— start of WORKING DATA —
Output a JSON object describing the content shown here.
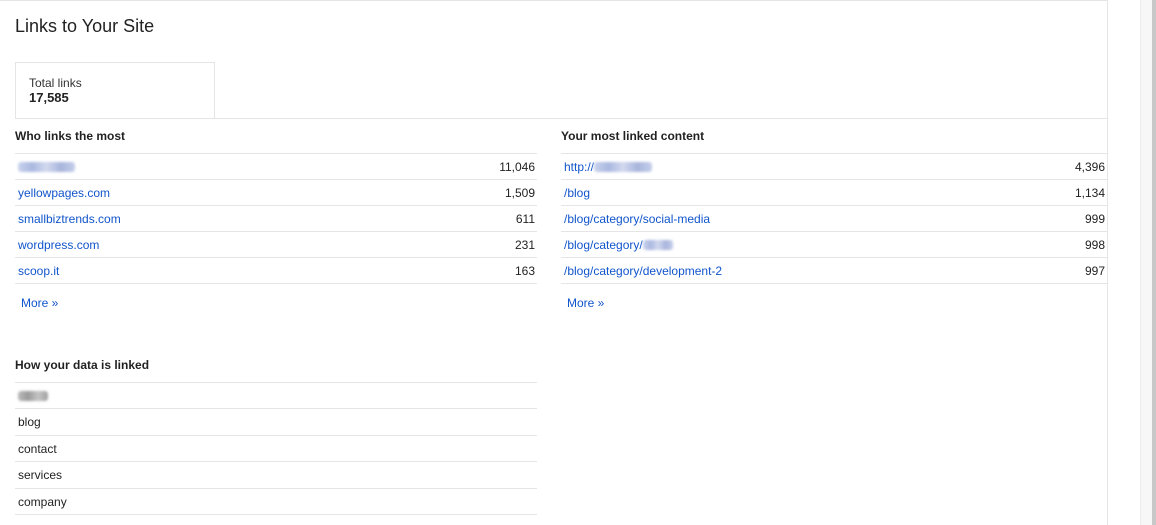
{
  "page": {
    "title": "Links to Your Site"
  },
  "summary": {
    "total_label": "Total links",
    "total_value": "17,585"
  },
  "who_links": {
    "heading": "Who links the most",
    "rows": [
      {
        "domain": "",
        "count": "11,046"
      },
      {
        "domain": "yellowpages.com",
        "count": "1,509"
      },
      {
        "domain": "smallbiztrends.com",
        "count": "611"
      },
      {
        "domain": "wordpress.com",
        "count": "231"
      },
      {
        "domain": "scoop.it",
        "count": "163"
      }
    ],
    "more": "More »"
  },
  "most_linked": {
    "heading": "Your most linked content",
    "rows": [
      {
        "path": "http://",
        "count": "4,396"
      },
      {
        "path": "/blog",
        "count": "1,134"
      },
      {
        "path": "/blog/category/social-media",
        "count": "999"
      },
      {
        "path": "/blog/category/",
        "count": "998"
      },
      {
        "path": "/blog/category/development-2",
        "count": "997"
      }
    ],
    "more": "More »"
  },
  "data_linked": {
    "heading": "How your data is linked",
    "rows": [
      {
        "text": ""
      },
      {
        "text": "blog"
      },
      {
        "text": "contact"
      },
      {
        "text": "services"
      },
      {
        "text": "company"
      }
    ]
  },
  "colors": {
    "link": "#1155cc",
    "border": "#e5e5e5",
    "text": "#222222"
  }
}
— end of WORKING DATA —
## [THE TASK]
Copy the listing exactly. Any image in it stays out of the copy.

## [REPLY]
Output a JSON object describing the content shown here.
{
  "page": {
    "title": "Links to Your Site"
  },
  "summary": {
    "total_label": "Total links",
    "total_value": "17,585"
  },
  "who_links": {
    "heading": "Who links the most",
    "rows": [
      {
        "domain": "",
        "count": "11,046"
      },
      {
        "domain": "yellowpages.com",
        "count": "1,509"
      },
      {
        "domain": "smallbiztrends.com",
        "count": "611"
      },
      {
        "domain": "wordpress.com",
        "count": "231"
      },
      {
        "domain": "scoop.it",
        "count": "163"
      }
    ],
    "more": "More »"
  },
  "most_linked": {
    "heading": "Your most linked content",
    "rows": [
      {
        "path": "http://",
        "count": "4,396"
      },
      {
        "path": "/blog",
        "count": "1,134"
      },
      {
        "path": "/blog/category/social-media",
        "count": "999"
      },
      {
        "path": "/blog/category/",
        "count": "998"
      },
      {
        "path": "/blog/category/development-2",
        "count": "997"
      }
    ],
    "more": "More »"
  },
  "data_linked": {
    "heading": "How your data is linked",
    "rows": [
      {
        "text": ""
      },
      {
        "text": "blog"
      },
      {
        "text": "contact"
      },
      {
        "text": "services"
      },
      {
        "text": "company"
      }
    ]
  },
  "colors": {
    "link": "#1155cc",
    "border": "#e5e5e5",
    "text": "#222222"
  }
}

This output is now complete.